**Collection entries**
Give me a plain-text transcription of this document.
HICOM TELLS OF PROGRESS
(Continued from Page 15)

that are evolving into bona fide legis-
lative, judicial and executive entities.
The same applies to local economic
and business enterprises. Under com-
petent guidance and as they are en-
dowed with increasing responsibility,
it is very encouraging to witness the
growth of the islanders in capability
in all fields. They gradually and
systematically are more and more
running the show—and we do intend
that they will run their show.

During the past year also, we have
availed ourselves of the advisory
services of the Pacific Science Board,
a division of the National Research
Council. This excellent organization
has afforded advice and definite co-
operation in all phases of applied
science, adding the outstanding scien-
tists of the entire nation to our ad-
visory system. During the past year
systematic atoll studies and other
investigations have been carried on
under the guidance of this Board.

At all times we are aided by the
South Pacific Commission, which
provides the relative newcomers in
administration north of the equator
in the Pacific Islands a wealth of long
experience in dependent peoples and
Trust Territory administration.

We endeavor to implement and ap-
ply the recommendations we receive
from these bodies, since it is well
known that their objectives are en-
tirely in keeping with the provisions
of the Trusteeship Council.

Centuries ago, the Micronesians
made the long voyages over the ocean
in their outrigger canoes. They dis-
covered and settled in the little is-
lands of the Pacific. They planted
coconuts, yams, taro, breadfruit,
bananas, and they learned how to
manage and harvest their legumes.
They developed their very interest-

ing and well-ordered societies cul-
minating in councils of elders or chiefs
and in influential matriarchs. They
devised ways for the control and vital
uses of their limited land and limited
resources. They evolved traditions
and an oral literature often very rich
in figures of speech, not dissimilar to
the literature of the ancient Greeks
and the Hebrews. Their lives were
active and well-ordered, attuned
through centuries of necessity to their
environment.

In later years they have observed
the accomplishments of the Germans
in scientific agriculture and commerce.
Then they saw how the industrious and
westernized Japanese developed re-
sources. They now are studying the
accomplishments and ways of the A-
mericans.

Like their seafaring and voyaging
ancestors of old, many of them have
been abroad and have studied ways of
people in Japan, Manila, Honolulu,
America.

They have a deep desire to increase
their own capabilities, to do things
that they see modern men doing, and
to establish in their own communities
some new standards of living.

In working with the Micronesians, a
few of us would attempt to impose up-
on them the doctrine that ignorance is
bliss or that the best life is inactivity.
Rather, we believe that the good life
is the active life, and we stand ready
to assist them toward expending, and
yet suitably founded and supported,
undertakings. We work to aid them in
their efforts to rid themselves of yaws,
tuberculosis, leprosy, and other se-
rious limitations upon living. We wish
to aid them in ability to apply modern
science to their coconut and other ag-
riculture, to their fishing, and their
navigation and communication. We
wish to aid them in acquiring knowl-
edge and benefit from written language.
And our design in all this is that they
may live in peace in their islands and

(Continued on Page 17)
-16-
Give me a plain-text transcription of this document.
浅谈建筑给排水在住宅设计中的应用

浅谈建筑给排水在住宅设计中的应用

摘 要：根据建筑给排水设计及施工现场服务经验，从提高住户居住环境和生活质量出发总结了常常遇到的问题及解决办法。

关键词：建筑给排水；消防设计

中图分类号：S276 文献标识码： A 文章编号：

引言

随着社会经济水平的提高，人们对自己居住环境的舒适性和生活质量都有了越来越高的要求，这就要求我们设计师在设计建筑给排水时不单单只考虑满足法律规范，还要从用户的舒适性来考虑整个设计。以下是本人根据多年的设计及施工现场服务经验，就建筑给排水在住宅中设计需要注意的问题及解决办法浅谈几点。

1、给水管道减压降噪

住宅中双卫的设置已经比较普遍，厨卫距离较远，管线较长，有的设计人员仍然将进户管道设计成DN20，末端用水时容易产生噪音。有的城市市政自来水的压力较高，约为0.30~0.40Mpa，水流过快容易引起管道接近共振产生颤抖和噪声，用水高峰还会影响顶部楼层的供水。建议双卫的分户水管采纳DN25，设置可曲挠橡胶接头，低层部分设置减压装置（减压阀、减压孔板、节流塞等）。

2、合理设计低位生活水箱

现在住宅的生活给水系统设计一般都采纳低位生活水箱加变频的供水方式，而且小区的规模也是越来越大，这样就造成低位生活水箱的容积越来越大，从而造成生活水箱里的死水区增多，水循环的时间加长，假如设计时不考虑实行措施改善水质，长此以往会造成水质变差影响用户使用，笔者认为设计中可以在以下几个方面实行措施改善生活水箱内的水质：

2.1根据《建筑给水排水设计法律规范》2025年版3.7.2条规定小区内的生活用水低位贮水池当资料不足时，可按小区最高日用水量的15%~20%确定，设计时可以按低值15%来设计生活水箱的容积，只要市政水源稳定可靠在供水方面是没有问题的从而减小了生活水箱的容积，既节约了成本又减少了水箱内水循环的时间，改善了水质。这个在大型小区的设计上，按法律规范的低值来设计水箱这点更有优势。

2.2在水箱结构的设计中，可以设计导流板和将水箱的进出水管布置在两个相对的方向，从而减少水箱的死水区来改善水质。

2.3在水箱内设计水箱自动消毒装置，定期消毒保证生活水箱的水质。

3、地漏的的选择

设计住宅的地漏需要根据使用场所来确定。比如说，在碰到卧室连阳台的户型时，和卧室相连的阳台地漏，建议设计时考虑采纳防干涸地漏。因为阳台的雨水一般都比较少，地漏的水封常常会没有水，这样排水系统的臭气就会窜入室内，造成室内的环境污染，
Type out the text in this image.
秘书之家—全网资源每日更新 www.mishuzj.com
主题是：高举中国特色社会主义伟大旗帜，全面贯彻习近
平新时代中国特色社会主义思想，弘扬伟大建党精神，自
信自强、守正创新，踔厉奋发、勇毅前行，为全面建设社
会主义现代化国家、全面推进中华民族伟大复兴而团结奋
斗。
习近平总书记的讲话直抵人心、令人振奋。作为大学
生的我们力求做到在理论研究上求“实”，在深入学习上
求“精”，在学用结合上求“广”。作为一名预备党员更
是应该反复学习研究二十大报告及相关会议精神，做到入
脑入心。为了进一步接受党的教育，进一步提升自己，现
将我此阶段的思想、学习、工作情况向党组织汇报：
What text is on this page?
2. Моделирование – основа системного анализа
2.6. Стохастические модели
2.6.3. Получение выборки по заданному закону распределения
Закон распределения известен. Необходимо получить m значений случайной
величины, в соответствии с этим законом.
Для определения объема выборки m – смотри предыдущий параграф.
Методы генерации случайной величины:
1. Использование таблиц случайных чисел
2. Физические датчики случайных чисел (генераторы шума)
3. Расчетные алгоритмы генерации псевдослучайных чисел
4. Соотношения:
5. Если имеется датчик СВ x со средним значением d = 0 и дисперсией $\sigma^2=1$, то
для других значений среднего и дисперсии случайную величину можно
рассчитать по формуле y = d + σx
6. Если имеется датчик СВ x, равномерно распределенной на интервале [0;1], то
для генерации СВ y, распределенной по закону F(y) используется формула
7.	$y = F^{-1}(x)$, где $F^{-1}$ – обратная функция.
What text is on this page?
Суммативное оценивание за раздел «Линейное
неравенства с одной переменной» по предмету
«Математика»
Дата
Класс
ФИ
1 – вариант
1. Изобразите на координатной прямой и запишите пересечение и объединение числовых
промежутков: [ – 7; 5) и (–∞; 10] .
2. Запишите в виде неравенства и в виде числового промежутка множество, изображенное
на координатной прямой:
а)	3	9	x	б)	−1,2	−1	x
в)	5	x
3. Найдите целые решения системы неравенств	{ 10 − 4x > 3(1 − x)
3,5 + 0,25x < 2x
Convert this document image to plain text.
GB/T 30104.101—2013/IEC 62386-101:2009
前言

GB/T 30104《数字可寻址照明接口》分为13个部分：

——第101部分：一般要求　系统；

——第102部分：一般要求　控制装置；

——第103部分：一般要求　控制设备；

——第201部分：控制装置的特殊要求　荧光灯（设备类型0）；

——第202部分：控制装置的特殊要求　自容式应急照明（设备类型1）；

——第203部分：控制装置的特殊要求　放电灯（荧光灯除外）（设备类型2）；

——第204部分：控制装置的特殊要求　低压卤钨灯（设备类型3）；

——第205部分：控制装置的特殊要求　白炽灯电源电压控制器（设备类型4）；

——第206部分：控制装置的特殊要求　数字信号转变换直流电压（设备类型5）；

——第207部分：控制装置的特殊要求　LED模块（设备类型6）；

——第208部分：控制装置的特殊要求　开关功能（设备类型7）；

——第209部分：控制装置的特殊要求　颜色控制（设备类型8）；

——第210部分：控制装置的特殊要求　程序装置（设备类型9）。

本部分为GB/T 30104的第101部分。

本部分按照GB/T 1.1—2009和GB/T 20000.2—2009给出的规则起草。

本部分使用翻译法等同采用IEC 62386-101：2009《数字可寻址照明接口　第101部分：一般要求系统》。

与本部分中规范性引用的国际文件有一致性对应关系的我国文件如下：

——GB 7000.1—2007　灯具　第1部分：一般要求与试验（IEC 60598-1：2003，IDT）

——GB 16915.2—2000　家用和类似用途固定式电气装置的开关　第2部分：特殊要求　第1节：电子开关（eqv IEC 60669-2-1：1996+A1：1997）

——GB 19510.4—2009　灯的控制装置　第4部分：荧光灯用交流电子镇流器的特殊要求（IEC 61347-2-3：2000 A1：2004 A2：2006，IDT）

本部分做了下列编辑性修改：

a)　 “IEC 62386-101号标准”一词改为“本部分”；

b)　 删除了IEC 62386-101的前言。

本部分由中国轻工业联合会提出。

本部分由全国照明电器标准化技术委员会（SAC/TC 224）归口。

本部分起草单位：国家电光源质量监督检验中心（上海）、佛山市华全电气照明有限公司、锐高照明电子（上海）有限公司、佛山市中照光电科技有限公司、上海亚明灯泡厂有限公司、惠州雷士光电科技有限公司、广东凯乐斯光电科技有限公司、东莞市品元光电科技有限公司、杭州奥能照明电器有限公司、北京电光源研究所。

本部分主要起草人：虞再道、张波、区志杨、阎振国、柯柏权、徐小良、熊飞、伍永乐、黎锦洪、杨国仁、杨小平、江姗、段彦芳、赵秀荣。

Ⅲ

**WHAT THE EXERCISE ASKS**
Pick out the lines that have the word "закону". Copy them all.

**ANSWER TO THIS PROBLEM**
2.6.3. Получение выборки по заданному закону распределения
для генерации СВ y, распределенной по закону F(y) используется формула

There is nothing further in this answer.